• Description of the task
Sort through the data and copy the lines holding the word "color".

• Input data

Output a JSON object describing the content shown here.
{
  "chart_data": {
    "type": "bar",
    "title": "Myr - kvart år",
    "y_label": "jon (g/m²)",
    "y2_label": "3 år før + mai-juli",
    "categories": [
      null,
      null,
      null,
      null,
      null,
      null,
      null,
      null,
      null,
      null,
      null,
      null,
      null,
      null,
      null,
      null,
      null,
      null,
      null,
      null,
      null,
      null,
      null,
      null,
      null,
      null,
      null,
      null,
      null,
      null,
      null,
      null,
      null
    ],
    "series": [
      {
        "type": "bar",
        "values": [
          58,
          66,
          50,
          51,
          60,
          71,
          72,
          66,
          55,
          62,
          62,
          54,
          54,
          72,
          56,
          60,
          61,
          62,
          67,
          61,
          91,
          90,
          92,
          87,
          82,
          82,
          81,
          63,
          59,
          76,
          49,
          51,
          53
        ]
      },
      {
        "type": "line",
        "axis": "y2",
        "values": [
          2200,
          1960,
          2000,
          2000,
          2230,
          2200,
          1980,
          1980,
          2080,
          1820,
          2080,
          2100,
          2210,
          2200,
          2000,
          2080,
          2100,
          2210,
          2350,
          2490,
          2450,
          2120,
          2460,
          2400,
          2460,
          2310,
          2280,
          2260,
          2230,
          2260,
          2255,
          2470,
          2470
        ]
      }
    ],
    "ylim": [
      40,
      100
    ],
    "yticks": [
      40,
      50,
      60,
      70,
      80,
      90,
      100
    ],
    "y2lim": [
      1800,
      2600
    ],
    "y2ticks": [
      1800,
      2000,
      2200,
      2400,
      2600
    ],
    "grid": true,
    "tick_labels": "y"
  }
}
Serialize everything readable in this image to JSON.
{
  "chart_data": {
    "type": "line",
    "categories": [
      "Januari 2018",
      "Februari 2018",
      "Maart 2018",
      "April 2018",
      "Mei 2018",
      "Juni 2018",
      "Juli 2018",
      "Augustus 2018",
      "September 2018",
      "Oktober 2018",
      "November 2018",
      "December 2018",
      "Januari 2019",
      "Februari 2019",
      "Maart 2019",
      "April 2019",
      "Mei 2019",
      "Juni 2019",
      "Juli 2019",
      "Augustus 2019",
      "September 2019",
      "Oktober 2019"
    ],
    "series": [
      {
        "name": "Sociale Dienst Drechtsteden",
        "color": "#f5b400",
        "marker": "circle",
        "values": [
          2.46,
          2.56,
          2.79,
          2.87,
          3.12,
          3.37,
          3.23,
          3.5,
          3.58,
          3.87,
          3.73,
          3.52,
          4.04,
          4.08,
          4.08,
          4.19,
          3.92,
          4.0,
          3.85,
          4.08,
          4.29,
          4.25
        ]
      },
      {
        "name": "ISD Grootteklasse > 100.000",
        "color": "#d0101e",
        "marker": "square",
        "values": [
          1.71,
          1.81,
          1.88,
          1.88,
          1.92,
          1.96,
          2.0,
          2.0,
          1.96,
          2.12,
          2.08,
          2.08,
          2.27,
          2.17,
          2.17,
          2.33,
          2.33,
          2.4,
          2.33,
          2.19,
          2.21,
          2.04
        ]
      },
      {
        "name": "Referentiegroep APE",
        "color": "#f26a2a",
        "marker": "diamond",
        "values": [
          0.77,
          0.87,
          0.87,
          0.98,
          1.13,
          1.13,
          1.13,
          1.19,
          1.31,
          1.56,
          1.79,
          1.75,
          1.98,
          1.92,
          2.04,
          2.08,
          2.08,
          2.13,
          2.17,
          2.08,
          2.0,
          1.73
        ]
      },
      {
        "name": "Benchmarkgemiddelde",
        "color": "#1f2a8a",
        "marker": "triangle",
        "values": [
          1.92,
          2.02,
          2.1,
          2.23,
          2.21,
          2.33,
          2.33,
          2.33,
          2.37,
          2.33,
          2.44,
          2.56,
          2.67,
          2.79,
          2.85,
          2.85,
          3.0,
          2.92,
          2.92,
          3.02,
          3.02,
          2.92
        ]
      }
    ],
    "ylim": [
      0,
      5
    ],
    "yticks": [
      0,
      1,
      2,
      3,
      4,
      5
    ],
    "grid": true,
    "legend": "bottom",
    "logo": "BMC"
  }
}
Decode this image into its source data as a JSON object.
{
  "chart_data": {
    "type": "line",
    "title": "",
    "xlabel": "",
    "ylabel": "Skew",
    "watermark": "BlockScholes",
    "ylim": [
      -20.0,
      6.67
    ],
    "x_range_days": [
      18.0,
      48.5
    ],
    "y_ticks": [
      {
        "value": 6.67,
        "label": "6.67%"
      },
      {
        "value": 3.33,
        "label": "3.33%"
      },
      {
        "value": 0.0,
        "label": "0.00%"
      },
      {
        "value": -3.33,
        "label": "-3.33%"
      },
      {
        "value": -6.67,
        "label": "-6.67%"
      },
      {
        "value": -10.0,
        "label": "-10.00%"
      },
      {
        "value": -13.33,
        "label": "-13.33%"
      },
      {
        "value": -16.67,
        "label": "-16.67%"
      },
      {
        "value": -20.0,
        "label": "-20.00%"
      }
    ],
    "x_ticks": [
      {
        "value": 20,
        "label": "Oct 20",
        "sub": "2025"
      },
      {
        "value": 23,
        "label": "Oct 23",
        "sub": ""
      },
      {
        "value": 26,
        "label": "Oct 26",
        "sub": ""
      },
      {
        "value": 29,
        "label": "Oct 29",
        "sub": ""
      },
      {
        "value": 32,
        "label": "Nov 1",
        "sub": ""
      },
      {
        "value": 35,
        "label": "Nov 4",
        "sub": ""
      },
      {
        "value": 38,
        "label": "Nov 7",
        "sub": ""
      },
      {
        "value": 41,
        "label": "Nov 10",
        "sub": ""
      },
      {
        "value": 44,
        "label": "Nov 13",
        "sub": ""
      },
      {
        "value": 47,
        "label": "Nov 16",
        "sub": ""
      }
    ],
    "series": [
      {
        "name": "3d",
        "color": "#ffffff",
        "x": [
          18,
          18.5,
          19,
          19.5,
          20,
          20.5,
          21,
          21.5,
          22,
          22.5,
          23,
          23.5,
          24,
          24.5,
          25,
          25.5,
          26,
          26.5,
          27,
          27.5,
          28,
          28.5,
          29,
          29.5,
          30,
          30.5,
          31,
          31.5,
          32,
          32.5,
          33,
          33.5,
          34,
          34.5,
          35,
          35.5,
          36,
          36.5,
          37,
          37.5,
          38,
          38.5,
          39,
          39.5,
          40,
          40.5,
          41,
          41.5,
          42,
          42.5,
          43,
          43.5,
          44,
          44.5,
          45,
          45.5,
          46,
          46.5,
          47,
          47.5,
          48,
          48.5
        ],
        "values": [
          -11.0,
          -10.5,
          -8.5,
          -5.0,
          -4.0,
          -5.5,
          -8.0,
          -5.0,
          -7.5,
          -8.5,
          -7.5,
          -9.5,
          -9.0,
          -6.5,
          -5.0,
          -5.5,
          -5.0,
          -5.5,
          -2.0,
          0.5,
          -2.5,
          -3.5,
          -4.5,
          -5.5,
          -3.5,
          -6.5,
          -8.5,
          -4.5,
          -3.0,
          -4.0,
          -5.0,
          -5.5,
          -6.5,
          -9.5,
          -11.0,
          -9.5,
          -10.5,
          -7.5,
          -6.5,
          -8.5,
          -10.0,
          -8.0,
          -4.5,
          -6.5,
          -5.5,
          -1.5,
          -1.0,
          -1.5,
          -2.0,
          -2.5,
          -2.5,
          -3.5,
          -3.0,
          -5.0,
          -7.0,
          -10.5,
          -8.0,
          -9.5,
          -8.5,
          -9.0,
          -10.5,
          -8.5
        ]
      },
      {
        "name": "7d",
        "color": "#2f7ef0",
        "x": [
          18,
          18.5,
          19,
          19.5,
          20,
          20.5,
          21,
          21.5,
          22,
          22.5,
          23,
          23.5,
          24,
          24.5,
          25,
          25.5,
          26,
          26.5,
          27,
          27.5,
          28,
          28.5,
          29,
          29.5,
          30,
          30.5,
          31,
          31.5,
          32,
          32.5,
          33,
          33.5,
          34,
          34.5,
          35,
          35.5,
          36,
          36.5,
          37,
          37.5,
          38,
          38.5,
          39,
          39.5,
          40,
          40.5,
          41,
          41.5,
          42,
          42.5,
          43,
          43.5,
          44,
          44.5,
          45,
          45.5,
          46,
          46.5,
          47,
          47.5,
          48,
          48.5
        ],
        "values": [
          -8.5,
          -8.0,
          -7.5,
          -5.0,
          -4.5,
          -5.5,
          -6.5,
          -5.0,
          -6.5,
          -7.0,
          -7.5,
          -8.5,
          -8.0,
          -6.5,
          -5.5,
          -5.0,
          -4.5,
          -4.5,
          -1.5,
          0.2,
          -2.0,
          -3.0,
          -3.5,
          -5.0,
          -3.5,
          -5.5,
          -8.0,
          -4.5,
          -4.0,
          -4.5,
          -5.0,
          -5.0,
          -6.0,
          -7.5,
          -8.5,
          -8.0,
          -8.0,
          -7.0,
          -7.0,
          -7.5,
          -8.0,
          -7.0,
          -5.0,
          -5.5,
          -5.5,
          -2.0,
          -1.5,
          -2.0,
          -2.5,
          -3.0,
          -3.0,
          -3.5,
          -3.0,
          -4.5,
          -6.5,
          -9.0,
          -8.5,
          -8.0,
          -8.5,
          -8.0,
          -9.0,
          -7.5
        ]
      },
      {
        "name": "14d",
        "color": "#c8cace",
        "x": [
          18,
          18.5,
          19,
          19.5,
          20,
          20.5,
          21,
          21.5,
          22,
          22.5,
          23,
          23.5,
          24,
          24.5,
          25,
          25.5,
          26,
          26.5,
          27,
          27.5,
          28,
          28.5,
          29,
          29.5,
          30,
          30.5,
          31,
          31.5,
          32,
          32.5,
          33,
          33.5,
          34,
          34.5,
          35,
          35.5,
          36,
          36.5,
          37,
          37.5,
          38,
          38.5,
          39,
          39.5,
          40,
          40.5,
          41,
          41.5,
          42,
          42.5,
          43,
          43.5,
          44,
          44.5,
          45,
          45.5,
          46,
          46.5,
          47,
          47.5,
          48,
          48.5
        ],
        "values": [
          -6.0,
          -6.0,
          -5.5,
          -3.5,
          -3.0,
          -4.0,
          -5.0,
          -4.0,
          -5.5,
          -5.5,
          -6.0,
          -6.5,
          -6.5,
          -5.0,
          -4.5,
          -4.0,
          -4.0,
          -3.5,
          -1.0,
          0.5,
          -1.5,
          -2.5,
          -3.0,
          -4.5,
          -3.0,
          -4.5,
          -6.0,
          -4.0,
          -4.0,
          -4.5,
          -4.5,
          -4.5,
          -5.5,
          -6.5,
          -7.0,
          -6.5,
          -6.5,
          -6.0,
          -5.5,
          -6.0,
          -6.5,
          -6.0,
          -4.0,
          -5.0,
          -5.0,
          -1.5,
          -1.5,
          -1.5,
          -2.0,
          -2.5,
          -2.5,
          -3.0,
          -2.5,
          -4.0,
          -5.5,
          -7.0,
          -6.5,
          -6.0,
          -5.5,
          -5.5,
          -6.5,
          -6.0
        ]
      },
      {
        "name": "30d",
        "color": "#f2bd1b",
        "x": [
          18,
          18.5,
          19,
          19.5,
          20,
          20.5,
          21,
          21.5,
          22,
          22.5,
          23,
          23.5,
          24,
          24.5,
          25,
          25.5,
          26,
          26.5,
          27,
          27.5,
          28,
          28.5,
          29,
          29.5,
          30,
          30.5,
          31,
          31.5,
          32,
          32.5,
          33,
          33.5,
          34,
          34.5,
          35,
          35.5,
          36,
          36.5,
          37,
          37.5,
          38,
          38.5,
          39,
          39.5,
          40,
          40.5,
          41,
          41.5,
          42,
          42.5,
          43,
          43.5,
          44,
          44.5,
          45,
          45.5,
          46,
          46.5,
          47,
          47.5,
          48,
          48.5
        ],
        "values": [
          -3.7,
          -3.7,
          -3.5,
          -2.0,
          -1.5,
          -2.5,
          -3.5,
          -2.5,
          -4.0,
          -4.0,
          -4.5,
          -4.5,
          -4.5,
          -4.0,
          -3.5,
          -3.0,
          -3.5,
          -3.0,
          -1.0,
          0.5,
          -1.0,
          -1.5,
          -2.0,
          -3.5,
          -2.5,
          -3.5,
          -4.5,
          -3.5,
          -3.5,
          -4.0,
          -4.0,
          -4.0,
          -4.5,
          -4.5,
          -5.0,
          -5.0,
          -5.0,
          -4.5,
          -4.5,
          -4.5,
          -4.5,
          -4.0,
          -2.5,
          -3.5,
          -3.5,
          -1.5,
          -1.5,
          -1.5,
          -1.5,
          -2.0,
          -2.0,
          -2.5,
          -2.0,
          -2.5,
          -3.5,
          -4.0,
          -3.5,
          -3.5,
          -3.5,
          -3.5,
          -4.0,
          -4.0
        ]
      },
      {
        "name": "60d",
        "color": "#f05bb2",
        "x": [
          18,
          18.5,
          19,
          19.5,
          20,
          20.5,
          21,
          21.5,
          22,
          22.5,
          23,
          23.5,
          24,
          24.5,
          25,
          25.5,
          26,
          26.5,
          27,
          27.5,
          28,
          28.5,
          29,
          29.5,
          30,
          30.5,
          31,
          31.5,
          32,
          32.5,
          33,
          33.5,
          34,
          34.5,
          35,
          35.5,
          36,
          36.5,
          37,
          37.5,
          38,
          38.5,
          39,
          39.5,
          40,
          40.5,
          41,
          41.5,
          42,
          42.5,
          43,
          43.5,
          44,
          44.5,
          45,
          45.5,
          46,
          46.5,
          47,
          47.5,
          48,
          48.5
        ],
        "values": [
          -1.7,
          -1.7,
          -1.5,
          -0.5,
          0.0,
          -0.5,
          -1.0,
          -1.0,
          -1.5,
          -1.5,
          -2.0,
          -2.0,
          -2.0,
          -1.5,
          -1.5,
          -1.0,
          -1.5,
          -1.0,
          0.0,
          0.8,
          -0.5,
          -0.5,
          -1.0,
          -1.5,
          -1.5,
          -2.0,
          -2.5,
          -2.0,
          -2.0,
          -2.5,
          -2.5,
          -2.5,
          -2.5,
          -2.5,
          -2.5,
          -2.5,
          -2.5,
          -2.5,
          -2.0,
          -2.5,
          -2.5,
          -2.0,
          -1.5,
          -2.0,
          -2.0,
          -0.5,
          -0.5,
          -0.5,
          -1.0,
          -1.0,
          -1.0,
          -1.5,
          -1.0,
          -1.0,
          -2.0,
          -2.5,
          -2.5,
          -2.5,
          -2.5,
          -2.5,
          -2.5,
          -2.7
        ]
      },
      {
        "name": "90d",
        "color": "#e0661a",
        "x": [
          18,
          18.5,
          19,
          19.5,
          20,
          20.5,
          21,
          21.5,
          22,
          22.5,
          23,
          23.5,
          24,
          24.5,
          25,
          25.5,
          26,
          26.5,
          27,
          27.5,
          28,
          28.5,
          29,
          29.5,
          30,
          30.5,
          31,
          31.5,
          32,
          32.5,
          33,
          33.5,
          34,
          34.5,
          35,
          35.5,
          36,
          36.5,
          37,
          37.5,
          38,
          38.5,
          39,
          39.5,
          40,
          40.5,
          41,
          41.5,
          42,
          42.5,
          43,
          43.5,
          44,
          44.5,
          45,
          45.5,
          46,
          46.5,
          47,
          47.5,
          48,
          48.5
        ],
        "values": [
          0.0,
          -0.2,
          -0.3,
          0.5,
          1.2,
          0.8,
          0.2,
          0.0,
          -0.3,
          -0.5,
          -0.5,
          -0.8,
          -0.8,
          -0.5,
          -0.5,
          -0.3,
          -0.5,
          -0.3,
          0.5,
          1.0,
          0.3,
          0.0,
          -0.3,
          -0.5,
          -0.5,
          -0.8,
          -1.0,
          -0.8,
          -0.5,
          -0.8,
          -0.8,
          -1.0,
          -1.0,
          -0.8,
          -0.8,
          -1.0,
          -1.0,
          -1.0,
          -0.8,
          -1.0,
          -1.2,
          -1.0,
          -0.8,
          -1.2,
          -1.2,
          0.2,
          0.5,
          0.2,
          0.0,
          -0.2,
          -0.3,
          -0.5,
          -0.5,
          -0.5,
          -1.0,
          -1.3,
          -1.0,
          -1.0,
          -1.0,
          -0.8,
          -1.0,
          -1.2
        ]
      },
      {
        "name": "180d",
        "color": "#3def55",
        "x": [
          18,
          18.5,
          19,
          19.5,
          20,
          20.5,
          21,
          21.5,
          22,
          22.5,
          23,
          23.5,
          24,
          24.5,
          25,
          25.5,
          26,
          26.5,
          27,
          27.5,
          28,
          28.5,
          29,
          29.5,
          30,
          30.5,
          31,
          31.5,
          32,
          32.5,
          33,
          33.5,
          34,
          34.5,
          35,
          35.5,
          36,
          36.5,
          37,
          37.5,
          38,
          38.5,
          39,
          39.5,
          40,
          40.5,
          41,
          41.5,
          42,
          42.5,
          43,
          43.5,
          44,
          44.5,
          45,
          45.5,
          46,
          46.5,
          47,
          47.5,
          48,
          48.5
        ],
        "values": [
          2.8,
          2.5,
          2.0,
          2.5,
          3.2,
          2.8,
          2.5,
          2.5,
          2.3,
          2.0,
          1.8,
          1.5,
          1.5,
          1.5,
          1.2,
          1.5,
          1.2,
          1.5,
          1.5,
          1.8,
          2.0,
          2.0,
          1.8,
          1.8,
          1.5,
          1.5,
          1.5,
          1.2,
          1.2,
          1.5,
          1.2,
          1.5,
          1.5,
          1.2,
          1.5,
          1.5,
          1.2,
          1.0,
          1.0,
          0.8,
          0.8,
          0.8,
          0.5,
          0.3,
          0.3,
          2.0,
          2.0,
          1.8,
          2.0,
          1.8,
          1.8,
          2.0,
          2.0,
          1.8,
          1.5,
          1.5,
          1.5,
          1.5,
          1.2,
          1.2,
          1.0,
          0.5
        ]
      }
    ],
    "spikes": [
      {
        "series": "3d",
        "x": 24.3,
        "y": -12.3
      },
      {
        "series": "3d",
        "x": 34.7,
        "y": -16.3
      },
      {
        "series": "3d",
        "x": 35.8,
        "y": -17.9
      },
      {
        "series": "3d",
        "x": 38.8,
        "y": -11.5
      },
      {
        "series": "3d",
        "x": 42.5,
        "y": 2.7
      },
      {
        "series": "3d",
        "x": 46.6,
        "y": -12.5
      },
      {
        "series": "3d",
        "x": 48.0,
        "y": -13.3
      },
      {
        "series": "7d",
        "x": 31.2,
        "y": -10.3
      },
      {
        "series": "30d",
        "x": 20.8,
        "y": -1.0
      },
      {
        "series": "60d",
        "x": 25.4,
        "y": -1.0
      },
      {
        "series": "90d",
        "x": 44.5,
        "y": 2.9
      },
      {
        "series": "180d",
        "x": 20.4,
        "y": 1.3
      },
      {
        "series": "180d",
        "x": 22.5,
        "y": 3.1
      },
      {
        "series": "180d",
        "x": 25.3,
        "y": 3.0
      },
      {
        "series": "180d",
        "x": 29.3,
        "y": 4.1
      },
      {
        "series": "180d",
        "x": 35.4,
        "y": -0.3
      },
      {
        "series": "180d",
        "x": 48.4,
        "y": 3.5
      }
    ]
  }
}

• The answer
        "color": "#f5b400",
        "color": "#d0101e",
        "color": "#f26a2a",
        "color": "#1f2a8a",
        "color": "#ffffff",
        "color": "#2f7ef0",
        "color": "#c8cace",
        "color": "#f2bd1b",
        "color": "#f05bb2",
        "color": "#e0661a",
        "color": "#3def55",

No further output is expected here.